─── DATA SHOWN
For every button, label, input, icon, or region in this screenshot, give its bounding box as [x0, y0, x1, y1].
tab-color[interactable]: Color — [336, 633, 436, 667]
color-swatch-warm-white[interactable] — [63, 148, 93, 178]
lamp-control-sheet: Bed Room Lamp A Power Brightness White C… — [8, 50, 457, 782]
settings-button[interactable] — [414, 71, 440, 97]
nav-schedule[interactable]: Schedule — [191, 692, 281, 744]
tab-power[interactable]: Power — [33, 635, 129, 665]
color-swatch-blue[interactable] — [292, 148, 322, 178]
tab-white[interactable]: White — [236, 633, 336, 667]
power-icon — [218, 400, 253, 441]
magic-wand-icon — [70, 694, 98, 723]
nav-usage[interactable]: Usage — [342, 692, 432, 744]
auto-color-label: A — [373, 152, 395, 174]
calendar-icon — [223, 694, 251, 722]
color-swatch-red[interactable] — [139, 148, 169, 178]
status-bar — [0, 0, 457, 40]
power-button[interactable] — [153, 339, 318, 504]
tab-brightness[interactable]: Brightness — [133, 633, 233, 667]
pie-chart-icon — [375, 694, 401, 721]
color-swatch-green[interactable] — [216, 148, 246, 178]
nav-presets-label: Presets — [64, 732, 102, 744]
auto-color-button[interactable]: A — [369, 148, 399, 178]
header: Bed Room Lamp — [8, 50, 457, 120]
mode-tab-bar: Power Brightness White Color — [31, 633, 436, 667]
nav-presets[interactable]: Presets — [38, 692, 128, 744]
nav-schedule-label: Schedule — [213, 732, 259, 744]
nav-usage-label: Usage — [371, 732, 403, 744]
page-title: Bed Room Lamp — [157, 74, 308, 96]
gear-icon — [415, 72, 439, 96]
──────
• **WHAT YOU NEED TO DO**:
Rewrite the records above with every occurrence of "Bed Room Lamp" replaced by "Bedroom Lamp", keeping everything else the same.

• **OUTPUT BELOW**:
For every button, label, input, icon, or region in this screenshot, give its bounding box as [x0, y0, x1, y1].
tab-color[interactable]: Color — [336, 633, 436, 667]
color-swatch-warm-white[interactable] — [63, 148, 93, 178]
lamp-control-sheet: Bedroom Lamp A Power Brightness White C… — [8, 50, 457, 782]
settings-button[interactable] — [414, 71, 440, 97]
nav-schedule[interactable]: Schedule — [191, 692, 281, 744]
tab-power[interactable]: Power — [33, 635, 129, 665]
color-swatch-blue[interactable] — [292, 148, 322, 178]
tab-white[interactable]: White — [236, 633, 336, 667]
power-icon — [218, 400, 253, 441]
magic-wand-icon — [70, 694, 98, 723]
nav-usage[interactable]: Usage — [342, 692, 432, 744]
auto-color-label: A — [373, 152, 395, 174]
calendar-icon — [223, 694, 251, 722]
color-swatch-red[interactable] — [139, 148, 169, 178]
status-bar — [0, 0, 457, 40]
power-button[interactable] — [153, 339, 318, 504]
tab-brightness[interactable]: Brightness — [133, 633, 233, 667]
pie-chart-icon — [375, 694, 401, 721]
color-swatch-green[interactable] — [216, 148, 246, 178]
nav-presets-label: Presets — [64, 732, 102, 744]
auto-color-button[interactable]: A — [369, 148, 399, 178]
header: Bedroom Lamp — [8, 50, 457, 120]
mode-tab-bar: Power Brightness White Color — [31, 633, 436, 667]
nav-presets[interactable]: Presets — [38, 692, 128, 744]
nav-schedule-label: Schedule — [213, 732, 259, 744]
nav-usage-label: Usage — [371, 732, 403, 744]
page-title: Bedroom Lamp — [157, 74, 308, 96]
gear-icon — [415, 72, 439, 96]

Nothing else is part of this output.